### What you have to do
Do not copy the pictures; transcribe all other material exactly.

_ _ _ _ _

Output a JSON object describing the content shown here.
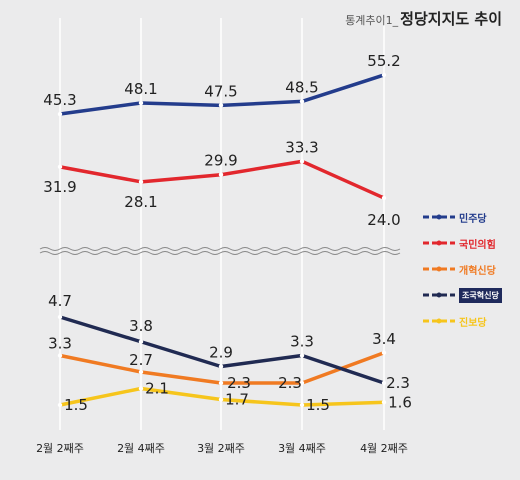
{
  "header": {
    "prefix": "통계추이1_",
    "title": "정당지지도 추이"
  },
  "chart_data": {
    "type": "line",
    "title": "정당지지도 추이",
    "categories": [
      "2월 2째주",
      "2월 4째주",
      "3월 2째주",
      "3월 4째주",
      "4월 2째주"
    ],
    "axis_break": true,
    "grid": true,
    "legend_position": "right",
    "series": [
      {
        "name": "민주당",
        "color": "#233c8c",
        "group": "upper",
        "values": [
          45.3,
          48.1,
          47.5,
          48.5,
          55.2
        ]
      },
      {
        "name": "국민의힘",
        "color": "#e2272d",
        "group": "upper",
        "values": [
          31.9,
          28.1,
          29.9,
          33.3,
          24.0
        ]
      },
      {
        "name": "개혁신당",
        "color": "#f07a22",
        "group": "lower",
        "values": [
          3.3,
          2.7,
          2.3,
          2.3,
          3.4
        ]
      },
      {
        "name": "조국혁신당",
        "color": "#202a52",
        "group": "lower",
        "values": [
          4.7,
          3.8,
          2.9,
          3.3,
          2.3
        ]
      },
      {
        "name": "진보당",
        "color": "#f6c51c",
        "group": "lower",
        "values": [
          1.5,
          2.1,
          1.7,
          1.5,
          1.6
        ]
      }
    ]
  }
}
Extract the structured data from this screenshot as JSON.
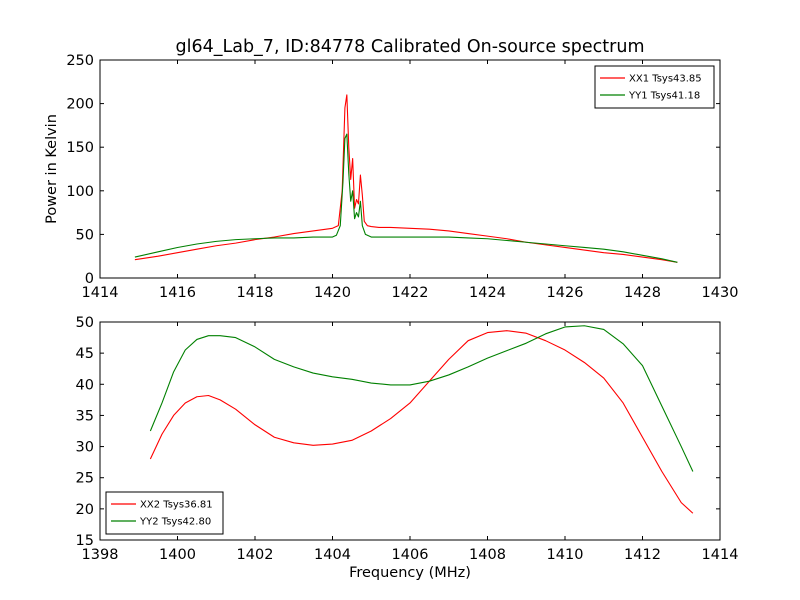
{
  "chart_data": [
    {
      "type": "line",
      "title": "gl64_Lab_7, ID:84778 Calibrated On-source spectrum",
      "xlabel": "",
      "ylabel": "Power in Kelvin",
      "xlim": [
        1414,
        1430
      ],
      "ylim": [
        0,
        250
      ],
      "xticks": [
        1414,
        1416,
        1418,
        1420,
        1422,
        1424,
        1426,
        1428,
        1430
      ],
      "yticks": [
        0,
        50,
        100,
        150,
        200,
        250
      ],
      "grid": false,
      "legend_position": "top-right",
      "series": [
        {
          "name": "XX1 Tsys43.85",
          "color": "#ff0000",
          "x": [
            1414.9,
            1415.5,
            1416.0,
            1416.5,
            1417.0,
            1417.5,
            1418.0,
            1418.5,
            1419.0,
            1419.5,
            1420.0,
            1420.15,
            1420.25,
            1420.32,
            1420.37,
            1420.42,
            1420.47,
            1420.52,
            1420.57,
            1420.62,
            1420.67,
            1420.72,
            1420.77,
            1420.82,
            1420.9,
            1421.0,
            1421.2,
            1421.5,
            1422.0,
            1422.5,
            1423.0,
            1423.5,
            1424.0,
            1424.5,
            1425.0,
            1425.5,
            1426.0,
            1426.5,
            1427.0,
            1427.5,
            1428.0,
            1428.5,
            1428.9
          ],
          "y": [
            21,
            25,
            29,
            33,
            37,
            40,
            44,
            47,
            51,
            54,
            57,
            60,
            100,
            195,
            210,
            150,
            113,
            137,
            80,
            90,
            85,
            118,
            95,
            65,
            60,
            59,
            58,
            58,
            57,
            56,
            54,
            51,
            48,
            45,
            41,
            38,
            35,
            32,
            29,
            27,
            24,
            21,
            18
          ]
        },
        {
          "name": "YY1 Tsys41.18",
          "color": "#008000",
          "x": [
            1414.9,
            1415.5,
            1416.0,
            1416.5,
            1417.0,
            1417.5,
            1418.0,
            1418.5,
            1419.0,
            1419.5,
            1420.0,
            1420.1,
            1420.2,
            1420.27,
            1420.32,
            1420.37,
            1420.42,
            1420.47,
            1420.52,
            1420.57,
            1420.62,
            1420.67,
            1420.72,
            1420.77,
            1420.85,
            1421.0,
            1421.5,
            1422.0,
            1422.5,
            1423.0,
            1423.5,
            1424.0,
            1424.5,
            1425.0,
            1425.5,
            1426.0,
            1426.5,
            1427.0,
            1427.5,
            1428.0,
            1428.5,
            1428.9
          ],
          "y": [
            24,
            30,
            35,
            39,
            42,
            44,
            45,
            46,
            46,
            47,
            47,
            49,
            60,
            110,
            160,
            165,
            120,
            88,
            100,
            68,
            75,
            70,
            88,
            60,
            50,
            47,
            47,
            47,
            47,
            47,
            46,
            45,
            43,
            41,
            39,
            37,
            35,
            33,
            30,
            26,
            22,
            18
          ]
        }
      ]
    },
    {
      "type": "line",
      "title": "",
      "xlabel": "Frequency (MHz)",
      "ylabel": "",
      "xlim": [
        1398,
        1414
      ],
      "ylim": [
        15,
        50
      ],
      "xticks": [
        1398,
        1400,
        1402,
        1404,
        1406,
        1408,
        1410,
        1412,
        1414
      ],
      "yticks": [
        15,
        20,
        25,
        30,
        35,
        40,
        45,
        50
      ],
      "grid": false,
      "legend_position": "bottom-left",
      "series": [
        {
          "name": "XX2 Tsys36.81",
          "color": "#ff0000",
          "x": [
            1399.3,
            1399.6,
            1399.9,
            1400.2,
            1400.5,
            1400.8,
            1401.1,
            1401.5,
            1402.0,
            1402.5,
            1403.0,
            1403.5,
            1404.0,
            1404.5,
            1405.0,
            1405.5,
            1406.0,
            1406.5,
            1407.0,
            1407.5,
            1408.0,
            1408.5,
            1409.0,
            1409.5,
            1410.0,
            1410.5,
            1411.0,
            1411.5,
            1412.0,
            1412.5,
            1413.0,
            1413.3
          ],
          "y": [
            28,
            32,
            35,
            37,
            38,
            38.2,
            37.5,
            36,
            33.5,
            31.5,
            30.6,
            30.2,
            30.4,
            31,
            32.5,
            34.5,
            37,
            40.5,
            44,
            47,
            48.3,
            48.6,
            48.2,
            47,
            45.5,
            43.5,
            41,
            37,
            31.5,
            26,
            21,
            19.3
          ]
        },
        {
          "name": "YY2 Tsys42.80",
          "color": "#008000",
          "x": [
            1399.3,
            1399.6,
            1399.9,
            1400.2,
            1400.5,
            1400.8,
            1401.1,
            1401.5,
            1402.0,
            1402.5,
            1403.0,
            1403.5,
            1404.0,
            1404.5,
            1405.0,
            1405.5,
            1406.0,
            1406.5,
            1407.0,
            1407.5,
            1408.0,
            1408.5,
            1409.0,
            1409.5,
            1410.0,
            1410.5,
            1411.0,
            1411.5,
            1412.0,
            1412.5,
            1413.0,
            1413.3
          ],
          "y": [
            32.5,
            37,
            42,
            45.5,
            47.2,
            47.8,
            47.8,
            47.5,
            46,
            44,
            42.8,
            41.8,
            41.2,
            40.8,
            40.2,
            39.9,
            39.9,
            40.5,
            41.5,
            42.8,
            44.2,
            45.4,
            46.6,
            48.1,
            49.2,
            49.4,
            48.8,
            46.5,
            43,
            36.5,
            30,
            26
          ]
        }
      ]
    }
  ]
}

_ _ _ _ _

### Worked solution
Output a JSON object describing the content shown here.
{
  "header": {
    "prefix": "통계추이1_",
    "title": "정당지지도 추이"
  },
  "chart_data": {
    "type": "line",
    "title": "정당지지도 추이",
    "categories": [
      "2월 2째주",
      "2월 4째주",
      "3월 2째주",
      "3월 4째주",
      "4월 2째주"
    ],
    "axis_break": true,
    "grid": true,
    "legend_position": "right",
    "series": [
      {
        "name": "민주당",
        "color": "#233c8c",
        "group": "upper",
        "values": [
          45.3,
          48.1,
          47.5,
          48.5,
          55.2
        ]
      },
      {
        "name": "국민의힘",
        "color": "#e2272d",
        "group": "upper",
        "values": [
          31.9,
          28.1,
          29.9,
          33.3,
          24.0
        ]
      },
      {
        "name": "개혁신당",
        "color": "#f07a22",
        "group": "lower",
        "values": [
          3.3,
          2.7,
          2.3,
          2.3,
          3.4
        ]
      },
      {
        "name": "조국혁신당",
        "color": "#202a52",
        "group": "lower",
        "values": [
          4.7,
          3.8,
          2.9,
          3.3,
          2.3
        ]
      },
      {
        "name": "진보당",
        "color": "#f6c51c",
        "group": "lower",
        "values": [
          1.5,
          2.1,
          1.7,
          1.5,
          1.6
        ]
      }
    ]
  }
}
Extract the structured data from this screenshot as JSON.
{
  "chart_data": [
    {
      "type": "line",
      "title": "gl64_Lab_7, ID:84778 Calibrated On-source spectrum",
      "xlabel": "",
      "ylabel": "Power in Kelvin",
      "xlim": [
        1414,
        1430
      ],
      "ylim": [
        0,
        250
      ],
      "xticks": [
        1414,
        1416,
        1418,
        1420,
        1422,
        1424,
        1426,
        1428,
        1430
      ],
      "yticks": [
        0,
        50,
        100,
        150,
        200,
        250
      ],
      "grid": false,
      "legend_position": "top-right",
      "series": [
        {
          "name": "XX1 Tsys43.85",
          "color": "#ff0000",
          "x": [
            1414.9,
            1415.5,
            1416.0,
            1416.5,
            1417.0,
            1417.5,
            1418.0,
            1418.5,
            1419.0,
            1419.5,
            1420.0,
            1420.15,
            1420.25,
            1420.32,
            1420.37,
            1420.42,
            1420.47,
            1420.52,
            1420.57,
            1420.62,
            1420.67,
            1420.72,
            1420.77,
            1420.82,
            1420.9,
            1421.0,
            1421.2,
            1421.5,
            1422.0,
            1422.5,
            1423.0,
            1423.5,
            1424.0,
            1424.5,
            1425.0,
            1425.5,
            1426.0,
            1426.5,
            1427.0,
            1427.5,
            1428.0,
            1428.5,
            1428.9
          ],
          "y": [
            21,
            25,
            29,
            33,
            37,
            40,
            44,
            47,
            51,
            54,
            57,
            60,
            100,
            195,
            210,
            150,
            113,
            137,
            80,
            90,
            85,
            118,
            95,
            65,
            60,
            59,
            58,
            58,
            57,
            56,
            54,
            51,
            48,
            45,
            41,
            38,
            35,
            32,
            29,
            27,
            24,
            21,
            18
          ]
        },
        {
          "name": "YY1 Tsys41.18",
          "color": "#008000",
          "x": [
            1414.9,
            1415.5,
            1416.0,
            1416.5,
            1417.0,
            1417.5,
            1418.0,
            1418.5,
            1419.0,
            1419.5,
            1420.0,
            1420.1,
            1420.2,
            1420.27,
            1420.32,
            1420.37,
            1420.42,
            1420.47,
            1420.52,
            1420.57,
            1420.62,
            1420.67,
            1420.72,
            1420.77,
            1420.85,
            1421.0,
            1421.5,
            1422.0,
            1422.5,
            1423.0,
            1423.5,
            1424.0,
            1424.5,
            1425.0,
            1425.5,
            1426.0,
            1426.5,
            1427.0,
            1427.5,
            1428.0,
            1428.5,
            1428.9
          ],
          "y": [
            24,
            30,
            35,
            39,
            42,
            44,
            45,
            46,
            46,
            47,
            47,
            49,
            60,
            110,
            160,
            165,
            120,
            88,
            100,
            68,
            75,
            70,
            88,
            60,
            50,
            47,
            47,
            47,
            47,
            47,
            46,
            45,
            43,
            41,
            39,
            37,
            35,
            33,
            30,
            26,
            22,
            18
          ]
        }
      ]
    },
    {
      "type": "line",
      "title": "",
      "xlabel": "Frequency (MHz)",
      "ylabel": "",
      "xlim": [
        1398,
        1414
      ],
      "ylim": [
        15,
        50
      ],
      "xticks": [
        1398,
        1400,
        1402,
        1404,
        1406,
        1408,
        1410,
        1412,
        1414
      ],
      "yticks": [
        15,
        20,
        25,
        30,
        35,
        40,
        45,
        50
      ],
      "grid": false,
      "legend_position": "bottom-left",
      "series": [
        {
          "name": "XX2 Tsys36.81",
          "color": "#ff0000",
          "x": [
            1399.3,
            1399.6,
            1399.9,
            1400.2,
            1400.5,
            1400.8,
            1401.1,
            1401.5,
            1402.0,
            1402.5,
            1403.0,
            1403.5,
            1404.0,
            1404.5,
            1405.0,
            1405.5,
            1406.0,
            1406.5,
            1407.0,
            1407.5,
            1408.0,
            1408.5,
            1409.0,
            1409.5,
            1410.0,
            1410.5,
            1411.0,
            1411.5,
            1412.0,
            1412.5,
            1413.0,
            1413.3
          ],
          "y": [
            28,
            32,
            35,
            37,
            38,
            38.2,
            37.5,
            36,
            33.5,
            31.5,
            30.6,
            30.2,
            30.4,
            31,
            32.5,
            34.5,
            37,
            40.5,
            44,
            47,
            48.3,
            48.6,
            48.2,
            47,
            45.5,
            43.5,
            41,
            37,
            31.5,
            26,
            21,
            19.3
          ]
        },
        {
          "name": "YY2 Tsys42.80",
          "color": "#008000",
          "x": [
            1399.3,
            1399.6,
            1399.9,
            1400.2,
            1400.5,
            1400.8,
            1401.1,
            1401.5,
            1402.0,
            1402.5,
            1403.0,
            1403.5,
            1404.0,
            1404.5,
            1405.0,
            1405.5,
            1406.0,
            1406.5,
            1407.0,
            1407.5,
            1408.0,
            1408.5,
            1409.0,
            1409.5,
            1410.0,
            1410.5,
            1411.0,
            1411.5,
            1412.0,
            1412.5,
            1413.0,
            1413.3
          ],
          "y": [
            32.5,
            37,
            42,
            45.5,
            47.2,
            47.8,
            47.8,
            47.5,
            46,
            44,
            42.8,
            41.8,
            41.2,
            40.8,
            40.2,
            39.9,
            39.9,
            40.5,
            41.5,
            42.8,
            44.2,
            45.4,
            46.6,
            48.1,
            49.2,
            49.4,
            48.8,
            46.5,
            43,
            36.5,
            30,
            26
          ]
        }
      ]
    }
  ]
}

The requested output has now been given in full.